#### SELECTED PASSAGE:
# # # #

The Beginning
I spent my childhood living in Chiang Mai, Thailand and hung around my aunts’ Thai restaurant kitchens during summer breaks in Los Angeles, CA. From an early age, I grew up around food and gravitated towards creating in the kitchen. While others my age watched cartoons, I spent my free time watching Emeril and Nigella make lasagnas and roast chicken. Ina Garten and Anthony Bourdain were my idols in high school (they still are). Food was always my world.
I didn’t go into cooking right away. I went to college at UC Berkeley, got a degree in environmental economics, and worked in tech for 10 years. I’m sure my fellow AAPIs can relate. My family wasn’t supportive of me working in the restaurant industry; heck, I wasn’t ready to take that risk. The world seemed scary and I wanted to feel secure. But I was never able to shake the idea of opening a restaurant one day.

# # # #

#### DATA SUPPLIED:

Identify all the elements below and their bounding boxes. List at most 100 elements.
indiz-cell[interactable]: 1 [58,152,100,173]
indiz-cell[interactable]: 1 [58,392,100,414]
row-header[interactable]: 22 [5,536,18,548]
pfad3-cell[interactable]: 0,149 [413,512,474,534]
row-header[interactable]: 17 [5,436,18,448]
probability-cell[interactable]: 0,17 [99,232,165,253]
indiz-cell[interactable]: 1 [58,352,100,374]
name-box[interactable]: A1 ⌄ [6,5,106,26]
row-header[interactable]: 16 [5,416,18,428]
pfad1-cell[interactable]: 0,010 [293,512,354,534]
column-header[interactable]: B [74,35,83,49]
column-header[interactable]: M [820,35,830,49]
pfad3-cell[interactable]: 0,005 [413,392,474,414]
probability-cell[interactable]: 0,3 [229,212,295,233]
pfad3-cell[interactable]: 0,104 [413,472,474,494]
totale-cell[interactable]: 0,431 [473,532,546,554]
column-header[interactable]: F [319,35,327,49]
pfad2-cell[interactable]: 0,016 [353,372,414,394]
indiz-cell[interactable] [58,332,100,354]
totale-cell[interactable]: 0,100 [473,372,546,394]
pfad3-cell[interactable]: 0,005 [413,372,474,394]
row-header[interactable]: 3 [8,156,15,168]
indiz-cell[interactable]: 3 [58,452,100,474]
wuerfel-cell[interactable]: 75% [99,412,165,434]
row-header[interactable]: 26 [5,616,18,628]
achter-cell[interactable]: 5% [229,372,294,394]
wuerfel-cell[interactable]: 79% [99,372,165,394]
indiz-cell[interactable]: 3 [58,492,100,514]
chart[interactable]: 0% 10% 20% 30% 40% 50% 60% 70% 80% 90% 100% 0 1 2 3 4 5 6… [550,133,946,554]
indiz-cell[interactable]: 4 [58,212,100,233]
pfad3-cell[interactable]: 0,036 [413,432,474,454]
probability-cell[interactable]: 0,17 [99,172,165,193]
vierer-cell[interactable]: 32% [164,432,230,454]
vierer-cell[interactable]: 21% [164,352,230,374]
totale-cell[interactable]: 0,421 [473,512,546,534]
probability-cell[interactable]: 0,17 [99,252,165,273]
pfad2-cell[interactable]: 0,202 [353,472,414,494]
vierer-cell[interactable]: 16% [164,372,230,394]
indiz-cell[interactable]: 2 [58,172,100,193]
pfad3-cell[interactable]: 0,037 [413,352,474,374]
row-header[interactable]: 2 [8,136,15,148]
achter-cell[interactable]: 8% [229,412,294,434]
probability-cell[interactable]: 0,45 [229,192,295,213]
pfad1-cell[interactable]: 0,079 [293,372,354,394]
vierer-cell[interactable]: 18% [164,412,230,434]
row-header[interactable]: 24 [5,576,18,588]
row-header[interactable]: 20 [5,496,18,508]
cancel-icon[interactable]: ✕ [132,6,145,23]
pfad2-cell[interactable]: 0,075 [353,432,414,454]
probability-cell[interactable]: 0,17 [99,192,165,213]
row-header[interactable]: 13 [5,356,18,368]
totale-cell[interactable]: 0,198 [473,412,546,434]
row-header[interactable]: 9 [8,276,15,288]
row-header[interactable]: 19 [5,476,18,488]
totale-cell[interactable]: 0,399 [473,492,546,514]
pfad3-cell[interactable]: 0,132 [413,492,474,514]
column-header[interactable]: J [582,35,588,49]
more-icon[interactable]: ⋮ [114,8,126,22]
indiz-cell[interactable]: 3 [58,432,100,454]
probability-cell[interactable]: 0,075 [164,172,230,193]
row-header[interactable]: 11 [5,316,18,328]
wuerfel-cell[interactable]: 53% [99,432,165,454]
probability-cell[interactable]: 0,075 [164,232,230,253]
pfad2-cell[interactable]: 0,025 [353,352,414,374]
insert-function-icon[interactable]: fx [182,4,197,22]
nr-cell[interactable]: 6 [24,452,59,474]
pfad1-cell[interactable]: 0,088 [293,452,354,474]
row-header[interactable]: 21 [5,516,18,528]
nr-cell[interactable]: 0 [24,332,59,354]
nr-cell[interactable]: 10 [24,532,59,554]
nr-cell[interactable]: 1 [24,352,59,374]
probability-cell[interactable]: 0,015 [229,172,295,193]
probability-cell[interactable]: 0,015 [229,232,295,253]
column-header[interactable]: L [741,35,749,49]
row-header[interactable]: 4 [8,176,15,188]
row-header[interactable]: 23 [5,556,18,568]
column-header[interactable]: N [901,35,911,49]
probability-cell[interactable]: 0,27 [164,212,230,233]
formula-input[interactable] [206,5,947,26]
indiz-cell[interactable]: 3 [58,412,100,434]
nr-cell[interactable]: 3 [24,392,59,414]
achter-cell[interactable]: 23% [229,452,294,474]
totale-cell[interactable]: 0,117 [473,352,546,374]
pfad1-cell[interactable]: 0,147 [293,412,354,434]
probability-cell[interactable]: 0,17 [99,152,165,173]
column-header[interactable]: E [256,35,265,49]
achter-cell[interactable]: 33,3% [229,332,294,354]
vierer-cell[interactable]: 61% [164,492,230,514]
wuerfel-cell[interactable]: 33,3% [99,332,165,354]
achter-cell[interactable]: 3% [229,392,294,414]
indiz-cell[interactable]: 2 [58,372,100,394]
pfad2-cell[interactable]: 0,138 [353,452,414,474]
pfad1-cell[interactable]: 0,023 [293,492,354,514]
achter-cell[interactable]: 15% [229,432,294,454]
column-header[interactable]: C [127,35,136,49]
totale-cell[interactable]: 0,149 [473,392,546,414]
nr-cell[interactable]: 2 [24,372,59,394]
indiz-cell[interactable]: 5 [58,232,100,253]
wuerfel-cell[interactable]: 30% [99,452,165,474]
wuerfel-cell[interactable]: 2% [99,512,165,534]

# # # #

Quote the entire "The Beginning" passage word for word. The data has no connection to the text.

The Beginning
I spent my childhood living in Chiang Mai, Thailand and hung around my aunts’ Thai restaurant kitchens during summer breaks in Los Angeles, CA. From an early age, I grew up around food and gravitated towards creating in the kitchen. While others my age watched cartoons, I spent my free time watching Emeril and Nigella make lasagnas and roast chicken. Ina Garten and Anthony Bourdain were my idols in high school (they still are). Food was always my world.
I didn’t go into cooking right away. I went to college at UC Berkeley, got a degree in environmental economics, and worked in tech for 10 years. I’m sure my fellow AAPIs can relate. My family wasn’t supportive of me working in the restaurant industry; heck, I wasn’t ready to take that risk. The world seemed scary and I wanted to feel secure. But I was never able to shake the idea of opening a restaurant one day.